> **Dataset rows**
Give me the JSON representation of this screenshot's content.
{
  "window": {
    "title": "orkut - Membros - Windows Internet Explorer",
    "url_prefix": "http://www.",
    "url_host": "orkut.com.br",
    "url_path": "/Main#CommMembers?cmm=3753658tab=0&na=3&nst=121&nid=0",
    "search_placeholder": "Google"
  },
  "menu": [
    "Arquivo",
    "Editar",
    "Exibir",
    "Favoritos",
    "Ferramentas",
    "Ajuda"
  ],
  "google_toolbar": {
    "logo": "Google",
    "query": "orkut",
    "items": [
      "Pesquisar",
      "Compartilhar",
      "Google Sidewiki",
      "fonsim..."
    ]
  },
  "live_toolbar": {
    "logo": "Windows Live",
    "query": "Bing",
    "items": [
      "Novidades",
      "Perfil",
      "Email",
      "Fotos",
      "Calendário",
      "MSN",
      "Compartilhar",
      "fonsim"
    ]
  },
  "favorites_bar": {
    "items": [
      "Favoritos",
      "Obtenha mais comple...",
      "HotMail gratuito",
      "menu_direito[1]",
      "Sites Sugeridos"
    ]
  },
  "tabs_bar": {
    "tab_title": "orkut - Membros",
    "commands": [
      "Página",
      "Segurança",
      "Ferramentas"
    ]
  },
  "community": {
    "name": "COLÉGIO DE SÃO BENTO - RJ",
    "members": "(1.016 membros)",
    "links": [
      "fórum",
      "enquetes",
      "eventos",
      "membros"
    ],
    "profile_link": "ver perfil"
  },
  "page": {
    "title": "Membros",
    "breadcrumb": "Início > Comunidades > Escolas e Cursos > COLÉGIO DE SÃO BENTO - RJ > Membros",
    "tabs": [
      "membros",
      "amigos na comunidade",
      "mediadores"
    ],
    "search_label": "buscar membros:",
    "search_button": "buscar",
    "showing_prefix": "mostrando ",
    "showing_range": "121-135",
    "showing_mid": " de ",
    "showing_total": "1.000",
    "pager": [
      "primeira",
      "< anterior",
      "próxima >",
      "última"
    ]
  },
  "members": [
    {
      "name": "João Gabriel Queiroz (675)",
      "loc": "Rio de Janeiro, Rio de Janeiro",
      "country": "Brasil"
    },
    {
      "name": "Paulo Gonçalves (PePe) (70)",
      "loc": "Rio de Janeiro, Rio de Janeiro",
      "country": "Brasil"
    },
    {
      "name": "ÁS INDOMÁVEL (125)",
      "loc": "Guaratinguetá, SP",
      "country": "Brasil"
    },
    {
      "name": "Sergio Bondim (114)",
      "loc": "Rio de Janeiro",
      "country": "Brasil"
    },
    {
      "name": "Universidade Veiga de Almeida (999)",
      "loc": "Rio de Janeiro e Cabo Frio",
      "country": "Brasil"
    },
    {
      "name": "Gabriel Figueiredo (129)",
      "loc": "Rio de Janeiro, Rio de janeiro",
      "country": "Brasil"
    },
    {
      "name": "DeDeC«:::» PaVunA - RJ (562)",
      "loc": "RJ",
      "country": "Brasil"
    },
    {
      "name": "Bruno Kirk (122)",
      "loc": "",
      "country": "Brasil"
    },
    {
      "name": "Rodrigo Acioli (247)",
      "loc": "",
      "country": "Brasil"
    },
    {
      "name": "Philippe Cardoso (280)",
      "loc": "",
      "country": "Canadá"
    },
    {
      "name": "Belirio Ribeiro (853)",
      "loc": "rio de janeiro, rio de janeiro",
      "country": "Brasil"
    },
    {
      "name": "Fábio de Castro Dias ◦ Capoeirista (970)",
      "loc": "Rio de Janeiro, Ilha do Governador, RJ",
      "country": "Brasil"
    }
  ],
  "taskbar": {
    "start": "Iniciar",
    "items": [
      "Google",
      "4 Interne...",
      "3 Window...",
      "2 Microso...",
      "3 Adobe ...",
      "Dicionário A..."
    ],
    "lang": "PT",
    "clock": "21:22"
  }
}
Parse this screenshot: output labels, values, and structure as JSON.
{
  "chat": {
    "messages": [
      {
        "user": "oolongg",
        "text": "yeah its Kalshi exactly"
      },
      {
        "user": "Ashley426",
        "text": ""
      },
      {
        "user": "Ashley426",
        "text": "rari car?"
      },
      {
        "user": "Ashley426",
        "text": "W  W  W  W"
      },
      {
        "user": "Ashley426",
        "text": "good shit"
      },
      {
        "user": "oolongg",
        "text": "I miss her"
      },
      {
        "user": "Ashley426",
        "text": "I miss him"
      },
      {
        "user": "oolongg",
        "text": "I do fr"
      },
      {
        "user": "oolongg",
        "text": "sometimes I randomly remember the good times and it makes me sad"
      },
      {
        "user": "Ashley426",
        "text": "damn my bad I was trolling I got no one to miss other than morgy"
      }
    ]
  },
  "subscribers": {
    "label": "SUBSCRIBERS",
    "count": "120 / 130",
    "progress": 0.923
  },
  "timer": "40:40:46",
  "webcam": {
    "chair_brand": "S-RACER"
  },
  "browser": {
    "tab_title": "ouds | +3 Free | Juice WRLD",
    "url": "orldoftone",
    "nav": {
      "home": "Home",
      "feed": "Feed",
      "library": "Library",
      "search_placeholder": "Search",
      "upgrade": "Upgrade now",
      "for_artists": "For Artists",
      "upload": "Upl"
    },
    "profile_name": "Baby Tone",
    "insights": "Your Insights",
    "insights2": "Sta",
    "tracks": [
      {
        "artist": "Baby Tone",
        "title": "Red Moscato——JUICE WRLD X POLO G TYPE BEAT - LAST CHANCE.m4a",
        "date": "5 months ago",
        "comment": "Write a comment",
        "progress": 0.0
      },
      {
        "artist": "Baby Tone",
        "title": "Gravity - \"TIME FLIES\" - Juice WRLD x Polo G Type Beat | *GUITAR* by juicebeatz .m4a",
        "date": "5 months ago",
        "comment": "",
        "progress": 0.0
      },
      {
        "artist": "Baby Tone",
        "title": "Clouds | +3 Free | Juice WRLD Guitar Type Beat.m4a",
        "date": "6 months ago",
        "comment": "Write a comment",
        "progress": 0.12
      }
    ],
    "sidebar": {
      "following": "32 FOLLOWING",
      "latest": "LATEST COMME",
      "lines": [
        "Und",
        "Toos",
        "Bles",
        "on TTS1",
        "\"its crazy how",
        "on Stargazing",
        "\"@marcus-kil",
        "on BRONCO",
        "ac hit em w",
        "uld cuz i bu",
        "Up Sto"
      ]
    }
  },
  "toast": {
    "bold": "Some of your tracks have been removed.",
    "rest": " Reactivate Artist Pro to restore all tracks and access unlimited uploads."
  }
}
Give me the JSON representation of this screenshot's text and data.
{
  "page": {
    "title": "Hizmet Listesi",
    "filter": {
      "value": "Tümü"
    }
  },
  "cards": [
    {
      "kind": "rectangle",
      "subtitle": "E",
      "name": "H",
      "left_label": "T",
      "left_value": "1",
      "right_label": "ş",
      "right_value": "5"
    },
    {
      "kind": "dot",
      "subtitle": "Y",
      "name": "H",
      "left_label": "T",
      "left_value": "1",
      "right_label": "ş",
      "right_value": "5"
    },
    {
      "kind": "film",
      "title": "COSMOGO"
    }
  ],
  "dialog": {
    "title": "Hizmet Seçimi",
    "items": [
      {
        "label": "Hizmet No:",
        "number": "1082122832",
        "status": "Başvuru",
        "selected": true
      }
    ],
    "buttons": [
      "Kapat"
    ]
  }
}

> **Objective**
Write out the entries above once more, without altering anything.

> **Task output**
Give me the JSON representation of this screenshot's content.
{
  "window": {
    "title": "orkut - Membros - Windows Internet Explorer",
    "url_prefix": "http://www.",
    "url_host": "orkut.com.br",
    "url_path": "/Main#CommMembers?cmm=3753658tab=0&na=3&nst=121&nid=0",
    "search_placeholder": "Google"
  },
  "menu": [
    "Arquivo",
    "Editar",
    "Exibir",
    "Favoritos",
    "Ferramentas",
    "Ajuda"
  ],
  "google_toolbar": {
    "logo": "Google",
    "query": "orkut",
    "items": [
      "Pesquisar",
      "Compartilhar",
      "Google Sidewiki",
      "fonsim..."
    ]
  },
  "live_toolbar": {
    "logo": "Windows Live",
    "query": "Bing",
    "items": [
      "Novidades",
      "Perfil",
      "Email",
      "Fotos",
      "Calendário",
      "MSN",
      "Compartilhar",
      "fonsim"
    ]
  },
  "favorites_bar": {
    "items": [
      "Favoritos",
      "Obtenha mais comple...",
      "HotMail gratuito",
      "menu_direito[1]",
      "Sites Sugeridos"
    ]
  },
  "tabs_bar": {
    "tab_title": "orkut - Membros",
    "commands": [
      "Página",
      "Segurança",
      "Ferramentas"
    ]
  },
  "community": {
    "name": "COLÉGIO DE SÃO BENTO - RJ",
    "members": "(1.016 membros)",
    "links": [
      "fórum",
      "enquetes",
      "eventos",
      "membros"
    ],
    "profile_link": "ver perfil"
  },
  "page": {
    "title": "Membros",
    "breadcrumb": "Início > Comunidades > Escolas e Cursos > COLÉGIO DE SÃO BENTO - RJ > Membros",
    "tabs": [
      "membros",
      "amigos na comunidade",
      "mediadores"
    ],
    "search_label": "buscar membros:",
    "search_button": "buscar",
    "showing_prefix": "mostrando ",
    "showing_range": "121-135",
    "showing_mid": " de ",
    "showing_total": "1.000",
    "pager": [
      "primeira",
      "< anterior",
      "próxima >",
      "última"
    ]
  },
  "members": [
    {
      "name": "João Gabriel Queiroz (675)",
      "loc": "Rio de Janeiro, Rio de Janeiro",
      "country": "Brasil"
    },
    {
      "name": "Paulo Gonçalves (PePe) (70)",
      "loc": "Rio de Janeiro, Rio de Janeiro",
      "country": "Brasil"
    },
    {
      "name": "ÁS INDOMÁVEL (125)",
      "loc": "Guaratinguetá, SP",
      "country": "Brasil"
    },
    {
      "name": "Sergio Bondim (114)",
      "loc": "Rio de Janeiro",
      "country": "Brasil"
    },
    {
      "name": "Universidade Veiga de Almeida (999)",
      "loc": "Rio de Janeiro e Cabo Frio",
      "country": "Brasil"
    },
    {
      "name": "Gabriel Figueiredo (129)",
      "loc": "Rio de Janeiro, Rio de janeiro",
      "country": "Brasil"
    },
    {
      "name": "DeDeC«:::» PaVunA - RJ (562)",
      "loc": "RJ",
      "country": "Brasil"
    },
    {
      "name": "Bruno Kirk (122)",
      "loc": "",
      "country": "Brasil"
    },
    {
      "name": "Rodrigo Acioli (247)",
      "loc": "",
      "country": "Brasil"
    },
    {
      "name": "Philippe Cardoso (280)",
      "loc": "",
      "country": "Canadá"
    },
    {
      "name": "Belirio Ribeiro (853)",
      "loc": "rio de janeiro, rio de janeiro",
      "country": "Brasil"
    },
    {
      "name": "Fábio de Castro Dias ◦ Capoeirista (970)",
      "loc": "Rio de Janeiro, Ilha do Governador, RJ",
      "country": "Brasil"
    }
  ],
  "taskbar": {
    "start": "Iniciar",
    "items": [
      "Google",
      "4 Interne...",
      "3 Window...",
      "2 Microso...",
      "3 Adobe ...",
      "Dicionário A..."
    ],
    "lang": "PT",
    "clock": "21:22"
  }
}
Parse this screenshot: output labels, values, and structure as JSON.
{
  "chat": {
    "messages": [
      {
        "user": "oolongg",
        "text": "yeah its Kalshi exactly"
      },
      {
        "user": "Ashley426",
        "text": ""
      },
      {
        "user": "Ashley426",
        "text": "rari car?"
      },
      {
        "user": "Ashley426",
        "text": "W  W  W  W"
      },
      {
        "user": "Ashley426",
        "text": "good shit"
      },
      {
        "user": "oolongg",
        "text": "I miss her"
      },
      {
        "user": "Ashley426",
        "text": "I miss him"
      },
      {
        "user": "oolongg",
        "text": "I do fr"
      },
      {
        "user": "oolongg",
        "text": "sometimes I randomly remember the good times and it makes me sad"
      },
      {
        "user": "Ashley426",
        "text": "damn my bad I was trolling I got no one to miss other than morgy"
      }
    ]
  },
  "subscribers": {
    "label": "SUBSCRIBERS",
    "count": "120 / 130",
    "progress": 0.923
  },
  "timer": "40:40:46",
  "webcam": {
    "chair_brand": "S-RACER"
  },
  "browser": {
    "tab_title": "ouds | +3 Free | Juice WRLD",
    "url": "orldoftone",
    "nav": {
      "home": "Home",
      "feed": "Feed",
      "library": "Library",
      "search_placeholder": "Search",
      "upgrade": "Upgrade now",
      "for_artists": "For Artists",
      "upload": "Upl"
    },
    "profile_name": "Baby Tone",
    "insights": "Your Insights",
    "insights2": "Sta",
    "tracks": [
      {
        "artist": "Baby Tone",
        "title": "Red Moscato——JUICE WRLD X POLO G TYPE BEAT - LAST CHANCE.m4a",
        "date": "5 months ago",
        "comment": "Write a comment",
        "progress": 0.0
      },
      {
        "artist": "Baby Tone",
        "title": "Gravity - \"TIME FLIES\" - Juice WRLD x Polo G Type Beat | *GUITAR* by juicebeatz .m4a",
        "date": "5 months ago",
        "comment": "",
        "progress": 0.0
      },
      {
        "artist": "Baby Tone",
        "title": "Clouds | +3 Free | Juice WRLD Guitar Type Beat.m4a",
        "date": "6 months ago",
        "comment": "Write a comment",
        "progress": 0.12
      }
    ],
    "sidebar": {
      "following": "32 FOLLOWING",
      "latest": "LATEST COMME",
      "lines": [
        "Und",
        "Toos",
        "Bles",
        "on TTS1",
        "\"its crazy how",
        "on Stargazing",
        "\"@marcus-kil",
        "on BRONCO",
        "ac hit em w",
        "uld cuz i bu",
        "Up Sto"
      ]
    }
  },
  "toast": {
    "bold": "Some of your tracks have been removed.",
    "rest": " Reactivate Artist Pro to restore all tracks and access unlimited uploads."
  }
}
Give me the JSON representation of this screenshot's text and data.
{
  "page": {
    "title": "Hizmet Listesi",
    "filter": {
      "value": "Tümü"
    }
  },
  "cards": [
    {
      "kind": "rectangle",
      "subtitle": "E",
      "name": "H",
      "left_label": "T",
      "left_value": "1",
      "right_label": "ş",
      "right_value": "5"
    },
    {
      "kind": "dot",
      "subtitle": "Y",
      "name": "H",
      "left_label": "T",
      "left_value": "1",
      "right_label": "ş",
      "right_value": "5"
    },
    {
      "kind": "film",
      "title": "COSMOGO"
    }
  ],
  "dialog": {
    "title": "Hizmet Seçimi",
    "items": [
      {
        "label": "Hizmet No:",
        "number": "1082122832",
        "status": "Başvuru",
        "selected": true
      }
    ],
    "buttons": [
      "Kapat"
    ]
  }
}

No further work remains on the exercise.